## Prompt
Reproduce each of the entries below word for word.
------------
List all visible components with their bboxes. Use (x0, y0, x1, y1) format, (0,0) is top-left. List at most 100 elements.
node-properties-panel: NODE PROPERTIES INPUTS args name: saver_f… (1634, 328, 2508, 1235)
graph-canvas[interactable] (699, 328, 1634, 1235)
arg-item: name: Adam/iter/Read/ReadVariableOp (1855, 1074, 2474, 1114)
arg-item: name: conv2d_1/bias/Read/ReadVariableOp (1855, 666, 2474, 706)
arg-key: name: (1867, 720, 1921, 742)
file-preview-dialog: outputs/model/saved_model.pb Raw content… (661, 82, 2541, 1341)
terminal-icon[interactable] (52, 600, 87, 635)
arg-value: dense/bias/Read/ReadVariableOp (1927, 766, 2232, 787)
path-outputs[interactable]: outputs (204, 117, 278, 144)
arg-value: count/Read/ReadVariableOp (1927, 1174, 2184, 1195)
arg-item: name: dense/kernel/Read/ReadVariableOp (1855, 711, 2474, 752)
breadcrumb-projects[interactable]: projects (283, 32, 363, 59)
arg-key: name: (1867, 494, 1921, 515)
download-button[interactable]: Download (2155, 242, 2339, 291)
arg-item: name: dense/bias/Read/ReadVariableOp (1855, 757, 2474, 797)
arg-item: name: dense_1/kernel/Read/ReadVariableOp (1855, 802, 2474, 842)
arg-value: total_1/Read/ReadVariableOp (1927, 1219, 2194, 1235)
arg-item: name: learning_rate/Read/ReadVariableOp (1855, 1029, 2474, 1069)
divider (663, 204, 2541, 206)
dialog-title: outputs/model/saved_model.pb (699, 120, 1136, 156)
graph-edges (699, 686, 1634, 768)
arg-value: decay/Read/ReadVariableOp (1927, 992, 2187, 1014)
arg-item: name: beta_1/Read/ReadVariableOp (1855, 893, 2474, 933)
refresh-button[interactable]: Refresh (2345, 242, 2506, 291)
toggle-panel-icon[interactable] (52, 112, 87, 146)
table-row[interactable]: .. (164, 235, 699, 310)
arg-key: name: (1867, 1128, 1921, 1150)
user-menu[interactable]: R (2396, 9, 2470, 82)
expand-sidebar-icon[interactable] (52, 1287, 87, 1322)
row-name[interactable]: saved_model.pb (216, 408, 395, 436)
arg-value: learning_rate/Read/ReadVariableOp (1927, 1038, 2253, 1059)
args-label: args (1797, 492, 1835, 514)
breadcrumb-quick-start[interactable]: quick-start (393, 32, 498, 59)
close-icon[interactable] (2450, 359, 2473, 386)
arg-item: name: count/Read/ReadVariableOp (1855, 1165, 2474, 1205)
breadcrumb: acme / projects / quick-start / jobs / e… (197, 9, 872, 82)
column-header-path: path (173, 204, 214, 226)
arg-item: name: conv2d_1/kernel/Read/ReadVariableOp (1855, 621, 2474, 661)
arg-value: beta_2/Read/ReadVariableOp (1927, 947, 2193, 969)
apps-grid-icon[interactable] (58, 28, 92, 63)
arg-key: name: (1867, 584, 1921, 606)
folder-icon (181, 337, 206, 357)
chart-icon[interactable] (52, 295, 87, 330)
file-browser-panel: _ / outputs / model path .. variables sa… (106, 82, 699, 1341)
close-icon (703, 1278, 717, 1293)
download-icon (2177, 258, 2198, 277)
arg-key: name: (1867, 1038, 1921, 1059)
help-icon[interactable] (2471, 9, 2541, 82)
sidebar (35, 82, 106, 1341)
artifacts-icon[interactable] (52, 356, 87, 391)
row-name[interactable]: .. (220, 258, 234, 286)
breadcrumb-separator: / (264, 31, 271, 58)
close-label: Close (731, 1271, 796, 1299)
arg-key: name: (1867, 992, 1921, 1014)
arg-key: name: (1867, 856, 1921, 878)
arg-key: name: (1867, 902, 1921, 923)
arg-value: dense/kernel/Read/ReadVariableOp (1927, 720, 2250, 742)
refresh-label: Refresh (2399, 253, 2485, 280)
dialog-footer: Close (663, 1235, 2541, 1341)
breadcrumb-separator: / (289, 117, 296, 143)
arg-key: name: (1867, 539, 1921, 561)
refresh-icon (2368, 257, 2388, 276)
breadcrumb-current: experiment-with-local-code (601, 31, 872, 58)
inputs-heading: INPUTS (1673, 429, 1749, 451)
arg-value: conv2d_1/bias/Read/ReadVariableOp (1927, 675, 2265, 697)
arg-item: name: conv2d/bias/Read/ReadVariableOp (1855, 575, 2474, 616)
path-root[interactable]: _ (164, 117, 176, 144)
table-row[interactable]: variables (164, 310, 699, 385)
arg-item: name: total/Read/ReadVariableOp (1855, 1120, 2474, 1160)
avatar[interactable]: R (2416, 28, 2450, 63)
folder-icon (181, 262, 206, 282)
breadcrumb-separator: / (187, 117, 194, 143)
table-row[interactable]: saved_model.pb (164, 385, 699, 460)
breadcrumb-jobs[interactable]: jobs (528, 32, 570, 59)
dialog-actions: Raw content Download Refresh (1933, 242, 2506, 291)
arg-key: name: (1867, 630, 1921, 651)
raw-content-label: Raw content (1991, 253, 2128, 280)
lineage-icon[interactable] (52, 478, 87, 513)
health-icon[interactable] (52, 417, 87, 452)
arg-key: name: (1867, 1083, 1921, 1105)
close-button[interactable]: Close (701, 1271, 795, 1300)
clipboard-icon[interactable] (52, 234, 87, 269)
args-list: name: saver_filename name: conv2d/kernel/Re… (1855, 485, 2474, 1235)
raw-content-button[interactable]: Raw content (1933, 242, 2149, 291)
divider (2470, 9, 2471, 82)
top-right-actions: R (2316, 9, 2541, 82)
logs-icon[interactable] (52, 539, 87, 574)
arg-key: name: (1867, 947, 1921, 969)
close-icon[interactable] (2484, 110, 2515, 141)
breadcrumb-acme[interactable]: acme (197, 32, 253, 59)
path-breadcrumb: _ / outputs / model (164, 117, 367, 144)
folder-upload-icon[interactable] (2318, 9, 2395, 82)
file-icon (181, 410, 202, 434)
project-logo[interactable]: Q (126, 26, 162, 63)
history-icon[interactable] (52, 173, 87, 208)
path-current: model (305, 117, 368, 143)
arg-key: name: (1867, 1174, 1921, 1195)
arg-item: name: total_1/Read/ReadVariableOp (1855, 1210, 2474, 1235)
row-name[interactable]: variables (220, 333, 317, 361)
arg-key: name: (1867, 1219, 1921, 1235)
------------
## Written response
List all visible components with their bboxes. Use (x0, y0, x1, y1) format, (0,0) is top-left. List at most 100 elements.
node-properties-panel: NODE PROPERTIES INPUTS args name: saver_f… (1634, 328, 2508, 1235)
graph-canvas[interactable] (699, 328, 1634, 1235)
arg-item: name: Adam/iter/Read/ReadVariableOp (1855, 1074, 2474, 1114)
arg-item: name: conv2d_1/bias/Read/ReadVariableOp (1855, 666, 2474, 706)
arg-key: name: (1867, 720, 1921, 742)
file-preview-dialog: outputs/model/saved_model.pb Raw content… (661, 82, 2541, 1341)
terminal-icon[interactable] (52, 600, 87, 635)
arg-value: dense/bias/Read/ReadVariableOp (1927, 766, 2232, 787)
path-outputs[interactable]: outputs (204, 117, 278, 144)
arg-value: count/Read/ReadVariableOp (1927, 1174, 2184, 1195)
arg-item: name: dense/kernel/Read/ReadVariableOp (1855, 711, 2474, 752)
breadcrumb-projects[interactable]: projects (283, 32, 363, 59)
arg-key: name: (1867, 494, 1921, 515)
download-button[interactable]: Download (2155, 242, 2339, 291)
arg-item: name: dense/bias/Read/ReadVariableOp (1855, 757, 2474, 797)
arg-item: name: dense_1/kernel/Read/ReadVariableOp (1855, 802, 2474, 842)
arg-value: total_1/Read/ReadVariableOp (1927, 1219, 2194, 1235)
arg-item: name: learning_rate/Read/ReadVariableOp (1855, 1029, 2474, 1069)
divider (663, 204, 2541, 206)
dialog-title: outputs/model/saved_model.pb (699, 120, 1136, 156)
graph-edges (699, 686, 1634, 768)
arg-value: decay/Read/ReadVariableOp (1927, 992, 2187, 1014)
arg-item: name: beta_1/Read/ReadVariableOp (1855, 893, 2474, 933)
refresh-button[interactable]: Refresh (2345, 242, 2506, 291)
toggle-panel-icon[interactable] (52, 112, 87, 146)
table-row[interactable]: .. (164, 235, 699, 310)
arg-key: name: (1867, 1128, 1921, 1150)
user-menu[interactable]: R (2396, 9, 2470, 82)
expand-sidebar-icon[interactable] (52, 1287, 87, 1322)
row-name[interactable]: saved_model.pb (216, 408, 395, 436)
arg-value: learning_rate/Read/ReadVariableOp (1927, 1038, 2253, 1059)
args-label: args (1797, 492, 1835, 514)
breadcrumb-quick-start[interactable]: quick-start (393, 32, 498, 59)
close-icon[interactable] (2450, 359, 2473, 386)
arg-item: name: count/Read/ReadVariableOp (1855, 1165, 2474, 1205)
breadcrumb: acme / projects / quick-start / jobs / e… (197, 9, 872, 82)
column-header-path: path (173, 204, 214, 226)
arg-item: name: conv2d_1/kernel/Read/ReadVariableOp (1855, 621, 2474, 661)
arg-value: beta_2/Read/ReadVariableOp (1927, 947, 2193, 969)
apps-grid-icon[interactable] (58, 28, 92, 63)
arg-key: name: (1867, 584, 1921, 606)
folder-icon (181, 337, 206, 357)
chart-icon[interactable] (52, 295, 87, 330)
file-browser-panel: _ / outputs / model path .. variables sa… (106, 82, 699, 1341)
close-icon (703, 1278, 717, 1293)
download-icon (2177, 258, 2198, 277)
arg-key: name: (1867, 1038, 1921, 1059)
help-icon[interactable] (2471, 9, 2541, 82)
sidebar (35, 82, 106, 1341)
artifacts-icon[interactable] (52, 356, 87, 391)
row-name[interactable]: .. (220, 258, 234, 286)
breadcrumb-separator: / (264, 31, 271, 58)
close-label: Close (731, 1271, 796, 1299)
arg-key: name: (1867, 992, 1921, 1014)
arg-key: name: (1867, 856, 1921, 878)
arg-key: name: (1867, 902, 1921, 923)
arg-value: dense/kernel/Read/ReadVariableOp (1927, 720, 2250, 742)
refresh-label: Refresh (2399, 253, 2485, 280)
dialog-footer: Close (663, 1235, 2541, 1341)
breadcrumb-separator: / (289, 117, 296, 143)
arg-key: name: (1867, 539, 1921, 561)
refresh-icon (2368, 257, 2388, 276)
breadcrumb-current: experiment-with-local-code (601, 31, 872, 58)
inputs-heading: INPUTS (1673, 429, 1749, 451)
arg-value: conv2d_1/bias/Read/ReadVariableOp (1927, 675, 2265, 697)
arg-item: name: conv2d/bias/Read/ReadVariableOp (1855, 575, 2474, 616)
path-root[interactable]: _ (164, 117, 176, 144)
table-row[interactable]: variables (164, 310, 699, 385)
arg-item: name: total/Read/ReadVariableOp (1855, 1120, 2474, 1160)
avatar[interactable]: R (2416, 28, 2450, 63)
folder-icon (181, 262, 206, 282)
breadcrumb-separator: / (187, 117, 194, 143)
table-row[interactable]: saved_model.pb (164, 385, 699, 460)
breadcrumb-jobs[interactable]: jobs (528, 32, 570, 59)
dialog-actions: Raw content Download Refresh (1933, 242, 2506, 291)
arg-key: name: (1867, 630, 1921, 651)
raw-content-label: Raw content (1991, 253, 2128, 280)
lineage-icon[interactable] (52, 478, 87, 513)
health-icon[interactable] (52, 417, 87, 452)
arg-key: name: (1867, 1083, 1921, 1105)
close-button[interactable]: Close (701, 1271, 795, 1300)
clipboard-icon[interactable] (52, 234, 87, 269)
args-list: name: saver_filename name: conv2d/kernel/Re… (1855, 485, 2474, 1235)
raw-content-button[interactable]: Raw content (1933, 242, 2149, 291)
divider (2470, 9, 2471, 82)
top-right-actions: R (2316, 9, 2541, 82)
logs-icon[interactable] (52, 539, 87, 574)
arg-key: name: (1867, 947, 1921, 969)
close-icon[interactable] (2484, 110, 2515, 141)
breadcrumb-acme[interactable]: acme (197, 32, 253, 59)
path-breadcrumb: _ / outputs / model (164, 117, 367, 144)
folder-upload-icon[interactable] (2318, 9, 2395, 82)
file-icon (181, 410, 202, 434)
project-logo[interactable]: Q (126, 26, 162, 63)
history-icon[interactable] (52, 173, 87, 208)
path-current: model (305, 117, 368, 143)
arg-key: name: (1867, 1174, 1921, 1195)
arg-item: name: total_1/Read/ReadVariableOp (1855, 1210, 2474, 1235)
row-name[interactable]: variables (220, 333, 317, 361)
arg-key: name: (1867, 1219, 1921, 1235)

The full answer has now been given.